(Records about charts and figures)
----------------------------------------

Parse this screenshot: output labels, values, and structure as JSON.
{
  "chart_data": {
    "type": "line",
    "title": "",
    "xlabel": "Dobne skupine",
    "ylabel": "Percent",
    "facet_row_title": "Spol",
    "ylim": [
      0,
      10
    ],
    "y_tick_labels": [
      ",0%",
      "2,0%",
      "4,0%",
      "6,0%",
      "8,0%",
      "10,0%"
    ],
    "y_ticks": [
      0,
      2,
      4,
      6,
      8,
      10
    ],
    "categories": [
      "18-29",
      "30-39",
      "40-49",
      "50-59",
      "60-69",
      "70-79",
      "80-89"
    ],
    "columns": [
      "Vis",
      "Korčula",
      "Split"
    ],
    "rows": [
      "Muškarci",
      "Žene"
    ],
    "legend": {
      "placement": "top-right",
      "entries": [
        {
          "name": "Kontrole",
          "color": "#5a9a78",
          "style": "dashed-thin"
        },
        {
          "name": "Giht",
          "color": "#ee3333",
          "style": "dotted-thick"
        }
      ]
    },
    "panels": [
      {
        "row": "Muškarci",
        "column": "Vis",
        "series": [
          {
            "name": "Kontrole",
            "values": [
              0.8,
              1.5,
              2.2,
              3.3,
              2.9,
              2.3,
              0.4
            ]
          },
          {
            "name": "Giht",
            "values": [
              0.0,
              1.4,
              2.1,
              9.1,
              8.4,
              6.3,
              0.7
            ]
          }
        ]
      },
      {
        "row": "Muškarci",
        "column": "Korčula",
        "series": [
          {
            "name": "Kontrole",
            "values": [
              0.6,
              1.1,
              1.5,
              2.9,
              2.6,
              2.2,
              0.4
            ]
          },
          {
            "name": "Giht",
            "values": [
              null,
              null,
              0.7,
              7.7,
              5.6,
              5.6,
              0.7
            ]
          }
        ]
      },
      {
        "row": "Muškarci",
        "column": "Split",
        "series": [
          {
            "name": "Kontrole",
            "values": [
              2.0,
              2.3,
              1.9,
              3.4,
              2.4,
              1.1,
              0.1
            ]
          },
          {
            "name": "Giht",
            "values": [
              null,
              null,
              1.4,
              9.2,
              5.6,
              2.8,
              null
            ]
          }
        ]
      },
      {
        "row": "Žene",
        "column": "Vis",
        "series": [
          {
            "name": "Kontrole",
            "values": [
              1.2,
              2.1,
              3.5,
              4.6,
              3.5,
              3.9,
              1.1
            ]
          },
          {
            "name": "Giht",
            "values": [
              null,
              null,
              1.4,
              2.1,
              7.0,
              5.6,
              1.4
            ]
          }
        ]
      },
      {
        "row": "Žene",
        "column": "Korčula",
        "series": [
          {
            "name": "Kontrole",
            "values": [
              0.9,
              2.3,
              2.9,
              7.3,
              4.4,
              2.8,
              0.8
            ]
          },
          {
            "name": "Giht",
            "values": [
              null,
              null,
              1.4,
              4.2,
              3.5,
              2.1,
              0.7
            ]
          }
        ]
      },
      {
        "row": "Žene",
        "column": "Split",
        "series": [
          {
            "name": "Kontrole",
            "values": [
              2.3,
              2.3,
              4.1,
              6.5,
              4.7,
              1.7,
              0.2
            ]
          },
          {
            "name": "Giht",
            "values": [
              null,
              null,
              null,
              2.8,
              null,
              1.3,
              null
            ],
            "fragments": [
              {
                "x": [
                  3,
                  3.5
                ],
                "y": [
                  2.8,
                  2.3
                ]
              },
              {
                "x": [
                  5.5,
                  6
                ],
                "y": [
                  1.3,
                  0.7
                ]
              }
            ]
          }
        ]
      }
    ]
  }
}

----------------------------------------

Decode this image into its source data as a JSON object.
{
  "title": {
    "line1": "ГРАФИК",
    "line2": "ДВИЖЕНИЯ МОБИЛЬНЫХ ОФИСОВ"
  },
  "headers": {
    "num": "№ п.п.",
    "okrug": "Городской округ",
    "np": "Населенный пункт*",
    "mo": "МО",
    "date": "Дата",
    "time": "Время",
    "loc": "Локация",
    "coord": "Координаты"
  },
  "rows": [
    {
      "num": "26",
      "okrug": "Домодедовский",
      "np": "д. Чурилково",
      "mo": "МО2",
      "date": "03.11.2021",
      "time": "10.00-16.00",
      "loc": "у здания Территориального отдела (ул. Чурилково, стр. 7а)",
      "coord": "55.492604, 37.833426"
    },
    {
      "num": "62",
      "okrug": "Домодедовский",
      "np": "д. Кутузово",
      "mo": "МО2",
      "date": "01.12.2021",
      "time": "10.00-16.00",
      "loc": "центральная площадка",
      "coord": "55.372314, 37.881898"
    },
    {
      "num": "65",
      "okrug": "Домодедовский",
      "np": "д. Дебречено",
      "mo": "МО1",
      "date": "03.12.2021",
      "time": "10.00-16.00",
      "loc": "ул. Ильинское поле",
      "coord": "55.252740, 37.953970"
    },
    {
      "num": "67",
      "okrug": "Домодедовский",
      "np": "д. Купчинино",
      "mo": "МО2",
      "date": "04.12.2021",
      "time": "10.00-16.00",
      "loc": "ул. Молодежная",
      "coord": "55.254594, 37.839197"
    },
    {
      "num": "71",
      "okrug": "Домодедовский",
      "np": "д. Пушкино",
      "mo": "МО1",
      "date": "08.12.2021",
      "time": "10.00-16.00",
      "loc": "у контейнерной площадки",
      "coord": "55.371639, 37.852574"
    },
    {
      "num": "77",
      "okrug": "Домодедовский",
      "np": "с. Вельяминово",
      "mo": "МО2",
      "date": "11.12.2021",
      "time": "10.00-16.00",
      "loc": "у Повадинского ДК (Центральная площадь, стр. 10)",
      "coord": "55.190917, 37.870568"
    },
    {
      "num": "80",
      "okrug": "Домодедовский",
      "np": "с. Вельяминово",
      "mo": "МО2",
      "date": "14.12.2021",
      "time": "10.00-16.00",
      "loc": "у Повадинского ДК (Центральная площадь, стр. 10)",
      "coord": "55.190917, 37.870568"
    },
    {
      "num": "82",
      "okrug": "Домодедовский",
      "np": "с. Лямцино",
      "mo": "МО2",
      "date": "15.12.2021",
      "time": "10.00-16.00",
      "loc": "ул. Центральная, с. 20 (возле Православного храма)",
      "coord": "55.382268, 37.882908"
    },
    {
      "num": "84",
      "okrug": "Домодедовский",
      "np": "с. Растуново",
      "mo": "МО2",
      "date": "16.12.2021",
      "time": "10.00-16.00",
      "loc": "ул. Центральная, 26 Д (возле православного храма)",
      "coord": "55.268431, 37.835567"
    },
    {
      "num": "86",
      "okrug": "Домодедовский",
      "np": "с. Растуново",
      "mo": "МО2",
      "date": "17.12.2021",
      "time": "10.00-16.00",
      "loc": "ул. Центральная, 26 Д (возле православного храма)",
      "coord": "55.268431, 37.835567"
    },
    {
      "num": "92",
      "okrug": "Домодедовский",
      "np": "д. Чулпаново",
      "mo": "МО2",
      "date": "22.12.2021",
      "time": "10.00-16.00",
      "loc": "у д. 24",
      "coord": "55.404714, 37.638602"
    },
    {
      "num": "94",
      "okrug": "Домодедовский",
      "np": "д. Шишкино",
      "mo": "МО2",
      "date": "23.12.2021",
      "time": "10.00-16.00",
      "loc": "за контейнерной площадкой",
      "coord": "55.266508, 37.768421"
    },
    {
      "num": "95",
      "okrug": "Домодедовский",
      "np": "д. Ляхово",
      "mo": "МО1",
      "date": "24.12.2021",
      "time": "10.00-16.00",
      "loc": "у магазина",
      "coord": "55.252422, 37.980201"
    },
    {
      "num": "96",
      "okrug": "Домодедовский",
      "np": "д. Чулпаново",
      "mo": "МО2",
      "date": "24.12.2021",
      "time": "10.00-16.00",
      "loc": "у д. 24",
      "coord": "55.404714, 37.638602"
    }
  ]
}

----------------------------------------

Exercise description => Set out every line from the material that contains the string "Чурилково".

Correct result =>
      "np": "д. Чурилково",
      "loc": "у здания Территориального отдела (ул. Чурилково, стр. 7а)",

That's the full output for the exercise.